━━ DATASET EXTRACT

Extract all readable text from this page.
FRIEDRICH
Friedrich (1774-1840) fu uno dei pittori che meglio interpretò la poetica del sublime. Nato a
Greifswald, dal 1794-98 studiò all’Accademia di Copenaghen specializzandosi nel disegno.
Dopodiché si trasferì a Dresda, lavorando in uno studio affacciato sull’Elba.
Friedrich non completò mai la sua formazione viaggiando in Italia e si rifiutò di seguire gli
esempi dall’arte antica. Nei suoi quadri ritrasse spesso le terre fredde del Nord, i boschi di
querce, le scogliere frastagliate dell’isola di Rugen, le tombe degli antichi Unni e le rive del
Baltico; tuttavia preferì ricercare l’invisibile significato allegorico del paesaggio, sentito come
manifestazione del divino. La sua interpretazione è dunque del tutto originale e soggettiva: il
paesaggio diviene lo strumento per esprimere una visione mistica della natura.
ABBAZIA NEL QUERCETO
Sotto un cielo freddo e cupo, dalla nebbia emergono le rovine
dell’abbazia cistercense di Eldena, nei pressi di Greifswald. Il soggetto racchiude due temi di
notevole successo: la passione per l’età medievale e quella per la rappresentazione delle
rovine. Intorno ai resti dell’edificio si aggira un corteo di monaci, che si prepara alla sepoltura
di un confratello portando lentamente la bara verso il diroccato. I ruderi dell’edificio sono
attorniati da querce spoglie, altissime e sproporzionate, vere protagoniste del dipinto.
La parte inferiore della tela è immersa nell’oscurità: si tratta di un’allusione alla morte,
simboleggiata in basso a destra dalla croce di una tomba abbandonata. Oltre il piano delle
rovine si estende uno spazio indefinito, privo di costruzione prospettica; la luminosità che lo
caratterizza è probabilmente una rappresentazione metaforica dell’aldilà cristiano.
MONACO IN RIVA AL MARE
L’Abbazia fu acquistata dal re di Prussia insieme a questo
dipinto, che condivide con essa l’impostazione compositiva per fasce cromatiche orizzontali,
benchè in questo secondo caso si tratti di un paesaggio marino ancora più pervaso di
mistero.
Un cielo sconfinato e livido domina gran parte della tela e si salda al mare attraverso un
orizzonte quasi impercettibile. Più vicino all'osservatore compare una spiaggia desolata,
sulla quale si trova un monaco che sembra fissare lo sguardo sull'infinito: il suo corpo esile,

━━━━

### SHORT PROBLEM
Set out the complete listing exactly as shown.

### WRITTEN REPLY
Extract all readable text from this page.
FRIEDRICH
Friedrich (1774-1840) fu uno dei pittori che meglio interpretò la poetica del sublime. Nato a
Greifswald, dal 1794-98 studiò all’Accademia di Copenaghen specializzandosi nel disegno.
Dopodiché si trasferì a Dresda, lavorando in uno studio affacciato sull’Elba.
Friedrich non completò mai la sua formazione viaggiando in Italia e si rifiutò di seguire gli
esempi dall’arte antica. Nei suoi quadri ritrasse spesso le terre fredde del Nord, i boschi di
querce, le scogliere frastagliate dell’isola di Rugen, le tombe degli antichi Unni e le rive del
Baltico; tuttavia preferì ricercare l’invisibile significato allegorico del paesaggio, sentito come
manifestazione del divino. La sua interpretazione è dunque del tutto originale e soggettiva: il
paesaggio diviene lo strumento per esprimere una visione mistica della natura.
ABBAZIA NEL QUERCETO
Sotto un cielo freddo e cupo, dalla nebbia emergono le rovine
dell’abbazia cistercense di Eldena, nei pressi di Greifswald. Il soggetto racchiude due temi di
notevole successo: la passione per l’età medievale e quella per la rappresentazione delle
rovine. Intorno ai resti dell’edificio si aggira un corteo di monaci, che si prepara alla sepoltura
di un confratello portando lentamente la bara verso il diroccato. I ruderi dell’edificio sono
attorniati da querce spoglie, altissime e sproporzionate, vere protagoniste del dipinto.
La parte inferiore della tela è immersa nell’oscurità: si tratta di un’allusione alla morte,
simboleggiata in basso a destra dalla croce di una tomba abbandonata. Oltre il piano delle
rovine si estende uno spazio indefinito, privo di costruzione prospettica; la luminosità che lo
caratterizza è probabilmente una rappresentazione metaforica dell’aldilà cristiano.
MONACO IN RIVA AL MARE
L’Abbazia fu acquistata dal re di Prussia insieme a questo
dipinto, che condivide con essa l’impostazione compositiva per fasce cromatiche orizzontali,
benchè in questo secondo caso si tratti di un paesaggio marino ancora più pervaso di
mistero.
Un cielo sconfinato e livido domina gran parte della tela e si salda al mare attraverso un
orizzonte quasi impercettibile. Più vicino all'osservatore compare una spiaggia desolata,
sulla quale si trova un monaco che sembra fissare lo sguardo sull'infinito: il suo corpo esile,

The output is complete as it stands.